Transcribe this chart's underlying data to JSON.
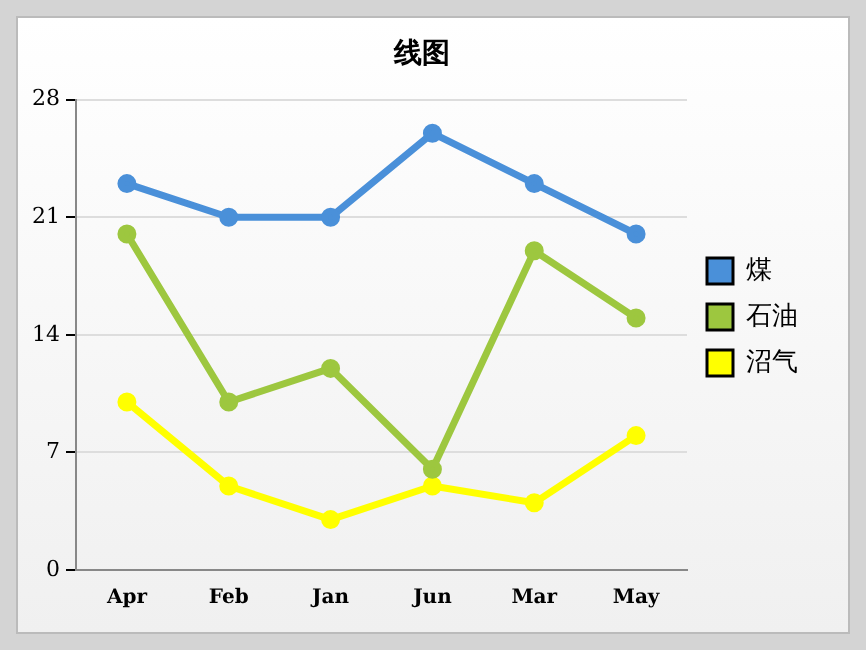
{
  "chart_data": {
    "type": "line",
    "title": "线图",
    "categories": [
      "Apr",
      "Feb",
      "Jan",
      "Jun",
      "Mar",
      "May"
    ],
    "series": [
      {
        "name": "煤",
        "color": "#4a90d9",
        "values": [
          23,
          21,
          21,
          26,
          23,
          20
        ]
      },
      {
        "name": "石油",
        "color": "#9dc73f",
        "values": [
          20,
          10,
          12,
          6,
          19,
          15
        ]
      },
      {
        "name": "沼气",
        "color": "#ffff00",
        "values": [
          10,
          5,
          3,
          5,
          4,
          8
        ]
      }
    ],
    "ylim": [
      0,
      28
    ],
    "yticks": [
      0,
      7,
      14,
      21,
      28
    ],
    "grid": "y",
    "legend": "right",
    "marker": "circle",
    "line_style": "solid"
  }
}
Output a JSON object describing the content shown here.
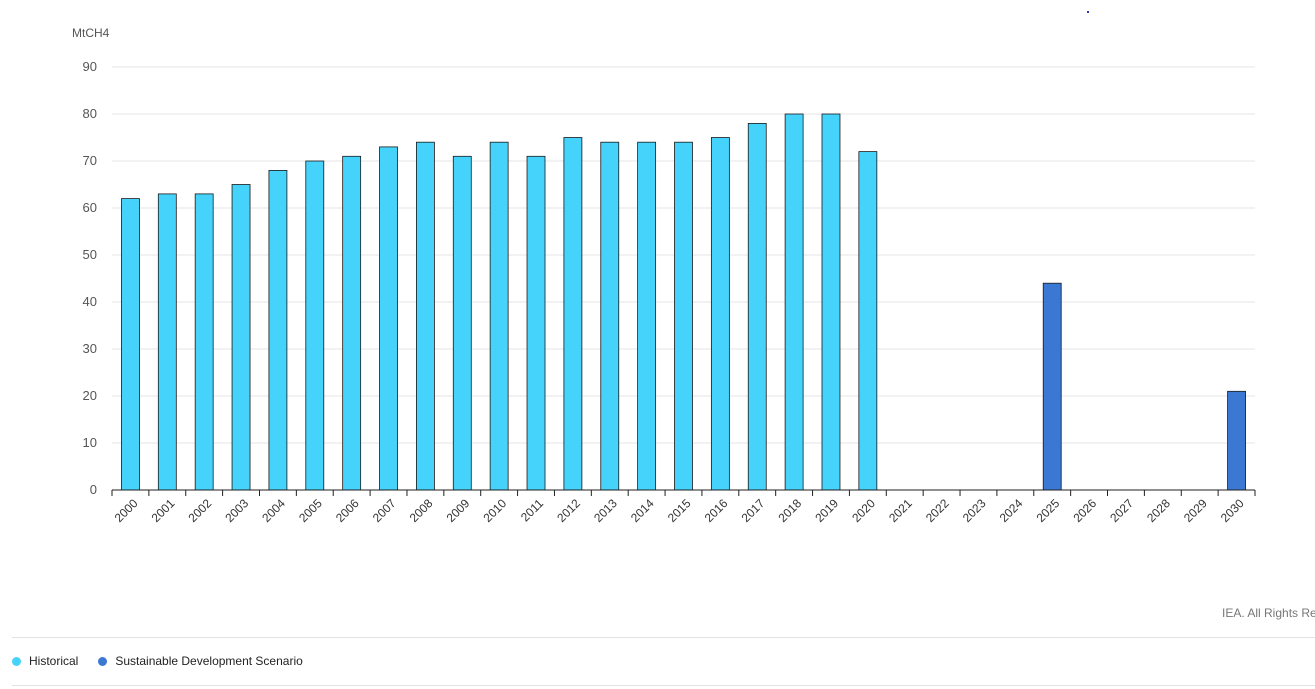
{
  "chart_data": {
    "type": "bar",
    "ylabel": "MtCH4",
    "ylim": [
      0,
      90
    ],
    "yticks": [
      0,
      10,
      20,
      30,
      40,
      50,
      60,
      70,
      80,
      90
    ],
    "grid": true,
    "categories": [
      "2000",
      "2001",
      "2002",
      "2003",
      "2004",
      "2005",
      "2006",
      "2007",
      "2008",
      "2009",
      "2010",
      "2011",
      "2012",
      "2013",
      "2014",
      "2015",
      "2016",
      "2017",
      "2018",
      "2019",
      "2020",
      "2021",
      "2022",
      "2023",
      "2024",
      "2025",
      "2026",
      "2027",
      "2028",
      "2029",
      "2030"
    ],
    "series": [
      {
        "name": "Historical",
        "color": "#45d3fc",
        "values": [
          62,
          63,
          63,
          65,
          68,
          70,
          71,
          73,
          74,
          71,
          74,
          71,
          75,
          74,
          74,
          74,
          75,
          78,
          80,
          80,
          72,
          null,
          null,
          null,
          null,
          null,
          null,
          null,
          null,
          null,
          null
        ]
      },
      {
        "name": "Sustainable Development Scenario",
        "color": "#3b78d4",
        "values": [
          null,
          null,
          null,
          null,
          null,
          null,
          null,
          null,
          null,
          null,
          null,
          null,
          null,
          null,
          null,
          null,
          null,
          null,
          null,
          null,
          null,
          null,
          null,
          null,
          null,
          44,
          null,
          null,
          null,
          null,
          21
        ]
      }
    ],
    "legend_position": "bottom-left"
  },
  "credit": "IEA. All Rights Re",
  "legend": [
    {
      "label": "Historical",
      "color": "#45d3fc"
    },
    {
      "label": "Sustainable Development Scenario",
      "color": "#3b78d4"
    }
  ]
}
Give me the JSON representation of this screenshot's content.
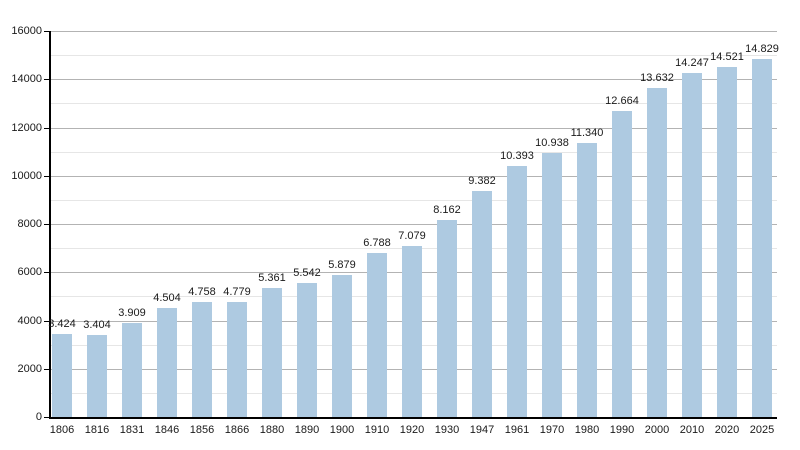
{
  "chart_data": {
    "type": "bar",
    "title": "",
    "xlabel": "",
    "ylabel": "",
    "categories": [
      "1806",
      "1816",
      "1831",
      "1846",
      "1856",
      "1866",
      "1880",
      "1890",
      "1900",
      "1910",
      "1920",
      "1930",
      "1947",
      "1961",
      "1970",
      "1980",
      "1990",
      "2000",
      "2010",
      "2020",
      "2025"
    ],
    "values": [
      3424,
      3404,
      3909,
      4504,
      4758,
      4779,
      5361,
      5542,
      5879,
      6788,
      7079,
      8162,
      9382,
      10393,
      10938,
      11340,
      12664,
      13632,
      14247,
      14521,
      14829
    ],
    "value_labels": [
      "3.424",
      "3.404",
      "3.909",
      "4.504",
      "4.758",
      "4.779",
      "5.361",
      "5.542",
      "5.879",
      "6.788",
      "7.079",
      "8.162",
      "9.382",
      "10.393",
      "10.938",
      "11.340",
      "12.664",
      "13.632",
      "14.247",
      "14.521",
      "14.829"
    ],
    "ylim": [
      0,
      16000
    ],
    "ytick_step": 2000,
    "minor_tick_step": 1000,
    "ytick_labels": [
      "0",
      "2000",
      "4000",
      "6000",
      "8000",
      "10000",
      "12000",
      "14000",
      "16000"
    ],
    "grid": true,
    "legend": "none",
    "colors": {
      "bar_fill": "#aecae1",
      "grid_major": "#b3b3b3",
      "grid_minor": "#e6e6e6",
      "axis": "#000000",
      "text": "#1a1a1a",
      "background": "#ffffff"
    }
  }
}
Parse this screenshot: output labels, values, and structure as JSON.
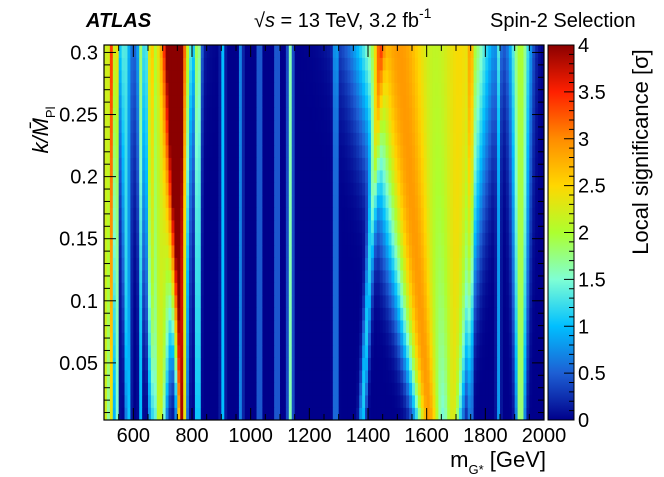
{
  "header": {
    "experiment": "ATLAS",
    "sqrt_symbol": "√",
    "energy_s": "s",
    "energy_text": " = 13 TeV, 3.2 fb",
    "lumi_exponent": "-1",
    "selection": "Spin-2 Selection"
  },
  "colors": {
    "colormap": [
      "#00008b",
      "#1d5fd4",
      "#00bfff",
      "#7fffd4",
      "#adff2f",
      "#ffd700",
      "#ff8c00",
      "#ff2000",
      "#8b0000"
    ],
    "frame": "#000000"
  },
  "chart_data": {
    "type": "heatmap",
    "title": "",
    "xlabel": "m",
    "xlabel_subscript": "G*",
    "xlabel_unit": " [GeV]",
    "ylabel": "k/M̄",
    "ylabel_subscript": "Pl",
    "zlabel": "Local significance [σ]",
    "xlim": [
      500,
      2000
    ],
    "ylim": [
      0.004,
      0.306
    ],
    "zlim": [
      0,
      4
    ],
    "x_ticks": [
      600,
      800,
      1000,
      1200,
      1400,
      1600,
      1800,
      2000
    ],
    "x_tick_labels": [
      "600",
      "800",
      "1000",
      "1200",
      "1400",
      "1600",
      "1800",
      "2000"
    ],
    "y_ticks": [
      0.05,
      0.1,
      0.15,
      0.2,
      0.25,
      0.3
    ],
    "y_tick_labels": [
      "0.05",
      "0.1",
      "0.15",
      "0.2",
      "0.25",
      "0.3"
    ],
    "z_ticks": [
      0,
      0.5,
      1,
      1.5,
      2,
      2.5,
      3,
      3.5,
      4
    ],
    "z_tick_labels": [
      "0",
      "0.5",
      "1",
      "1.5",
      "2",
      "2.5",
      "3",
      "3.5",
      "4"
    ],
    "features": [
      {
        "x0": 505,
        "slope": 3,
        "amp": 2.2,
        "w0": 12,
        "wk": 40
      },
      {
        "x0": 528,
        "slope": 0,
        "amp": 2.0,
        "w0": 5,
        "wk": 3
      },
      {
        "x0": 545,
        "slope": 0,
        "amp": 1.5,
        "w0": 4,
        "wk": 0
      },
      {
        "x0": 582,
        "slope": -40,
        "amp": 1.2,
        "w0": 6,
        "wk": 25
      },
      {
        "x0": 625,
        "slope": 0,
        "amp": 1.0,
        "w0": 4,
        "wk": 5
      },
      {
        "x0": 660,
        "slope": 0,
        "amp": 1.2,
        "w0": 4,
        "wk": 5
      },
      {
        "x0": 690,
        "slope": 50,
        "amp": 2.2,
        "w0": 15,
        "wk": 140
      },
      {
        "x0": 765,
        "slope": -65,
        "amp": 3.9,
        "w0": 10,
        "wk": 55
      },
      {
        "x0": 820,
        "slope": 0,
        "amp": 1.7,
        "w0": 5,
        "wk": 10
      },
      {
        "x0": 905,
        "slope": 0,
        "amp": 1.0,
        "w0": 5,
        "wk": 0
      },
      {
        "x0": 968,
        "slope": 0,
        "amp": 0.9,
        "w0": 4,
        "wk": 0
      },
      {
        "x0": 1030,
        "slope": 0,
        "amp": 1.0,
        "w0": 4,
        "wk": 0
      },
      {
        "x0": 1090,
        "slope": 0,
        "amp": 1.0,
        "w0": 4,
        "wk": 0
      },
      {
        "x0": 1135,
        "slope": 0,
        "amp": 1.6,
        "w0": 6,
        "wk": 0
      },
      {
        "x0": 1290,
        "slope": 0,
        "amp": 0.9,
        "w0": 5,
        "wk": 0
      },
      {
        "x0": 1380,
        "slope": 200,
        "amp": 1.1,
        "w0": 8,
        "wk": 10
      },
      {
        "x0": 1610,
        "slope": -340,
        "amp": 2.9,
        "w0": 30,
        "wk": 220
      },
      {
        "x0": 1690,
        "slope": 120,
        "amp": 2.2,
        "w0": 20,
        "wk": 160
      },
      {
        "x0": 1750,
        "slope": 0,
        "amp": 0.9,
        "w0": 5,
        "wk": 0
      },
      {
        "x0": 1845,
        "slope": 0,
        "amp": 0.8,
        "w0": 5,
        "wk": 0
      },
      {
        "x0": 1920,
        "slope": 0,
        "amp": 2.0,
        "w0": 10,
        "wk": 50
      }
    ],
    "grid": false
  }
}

INSTRUCTION: Looking at the data above, show all lines where the word "Sustainable" occurs.

RESULT FOR THIS TASK:
        "name": "Sustainable Development Scenario",
      "label": "Sustainable Development Scenario",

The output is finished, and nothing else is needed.